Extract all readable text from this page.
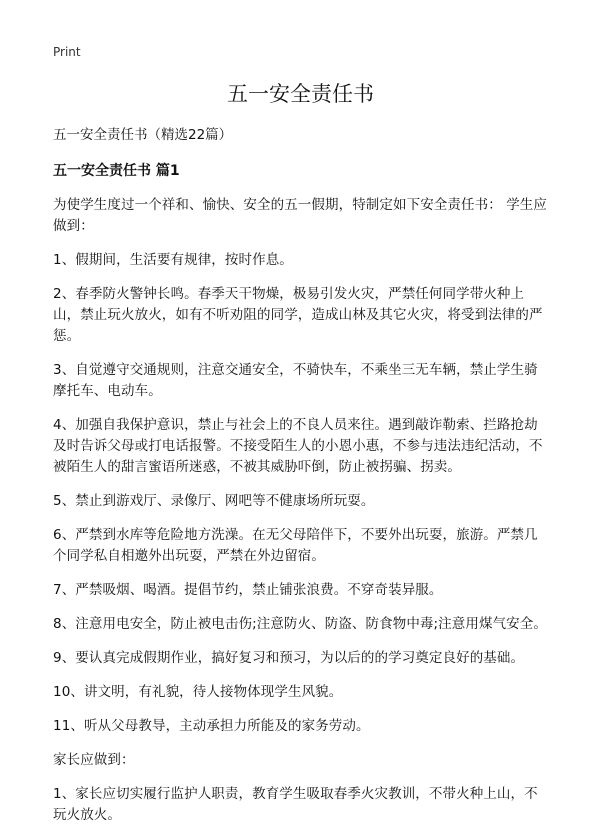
Print
五一安全责任书

五一安全责任书（精选22篇）

五一安全责任书 篇1

为使学生度过一个祥和、愉快、安全的五一假期，特制定如下安全责任书： 学生应做到：

1、假期间，生活要有规律，按时作息。

2、春季防火警钟长鸣。春季天干物燥，极易引发火灾，严禁任何同学带火种上山，禁止玩火放火，如有不听劝阻的同学，造成山林及其它火灾，将受到法律的严惩。

3、自觉遵守交通规则，注意交通安全，不骑快车，不乘坐三无车辆，禁止学生骑摩托车、电动车。

4、加强自我保护意识，禁止与社会上的不良人员来往。遇到敲诈勒索、拦路抢劫及时告诉父母或打电话报警。不接受陌生人的小恩小惠，不参与违法违纪活动，不被陌生人的甜言蜜语所迷惑，不被其威胁吓倒，防止被拐骗、拐卖。

5、禁止到游戏厅、录像厅、网吧等不健康场所玩耍。

6、严禁到水库等危险地方洗澡。在无父母陪伴下，不要外出玩耍，旅游。严禁几个同学私自相邀外出玩耍，严禁在外边留宿。

7、严禁吸烟、喝酒。提倡节约，禁止铺张浪费。不穿奇装异服。

8、注意用电安全，防止被电击伤;注意防火、防盗、防食物中毒;注意用煤气安全。

9、要认真完成假期作业，搞好复习和预习，为以后的的学习奠定良好的基础。

10、讲文明，有礼貌，待人接物体现学生风貌。

11、听从父母教导，主动承担力所能及的家务劳动。

家长应做到：

1、家长应切实履行监护人职责，教育学生吸取春季火灾教训，不带火种上山，不玩火放火。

○ ○ ○

Copy out every line of the material above exactly, skipping the pictures.

▶ Complete response
Extract all readable text from this page.
Print
五一安全责任书

五一安全责任书（精选22篇）

五一安全责任书 篇1

为使学生度过一个祥和、愉快、安全的五一假期，特制定如下安全责任书： 学生应做到：

1、假期间，生活要有规律，按时作息。

2、春季防火警钟长鸣。春季天干物燥，极易引发火灾，严禁任何同学带火种上山，禁止玩火放火，如有不听劝阻的同学，造成山林及其它火灾，将受到法律的严惩。

3、自觉遵守交通规则，注意交通安全，不骑快车，不乘坐三无车辆，禁止学生骑摩托车、电动车。

4、加强自我保护意识，禁止与社会上的不良人员来往。遇到敲诈勒索、拦路抢劫及时告诉父母或打电话报警。不接受陌生人的小恩小惠，不参与违法违纪活动，不被陌生人的甜言蜜语所迷惑，不被其威胁吓倒，防止被拐骗、拐卖。

5、禁止到游戏厅、录像厅、网吧等不健康场所玩耍。

6、严禁到水库等危险地方洗澡。在无父母陪伴下，不要外出玩耍，旅游。严禁几个同学私自相邀外出玩耍，严禁在外边留宿。

7、严禁吸烟、喝酒。提倡节约，禁止铺张浪费。不穿奇装异服。

8、注意用电安全，防止被电击伤;注意防火、防盗、防食物中毒;注意用煤气安全。

9、要认真完成假期作业，搞好复习和预习，为以后的的学习奠定良好的基础。

10、讲文明，有礼貌，待人接物体现学生风貌。

11、听从父母教导，主动承担力所能及的家务劳动。

家长应做到：

1、家长应切实履行监护人职责，教育学生吸取春季火灾教训，不带火种上山，不玩火放火。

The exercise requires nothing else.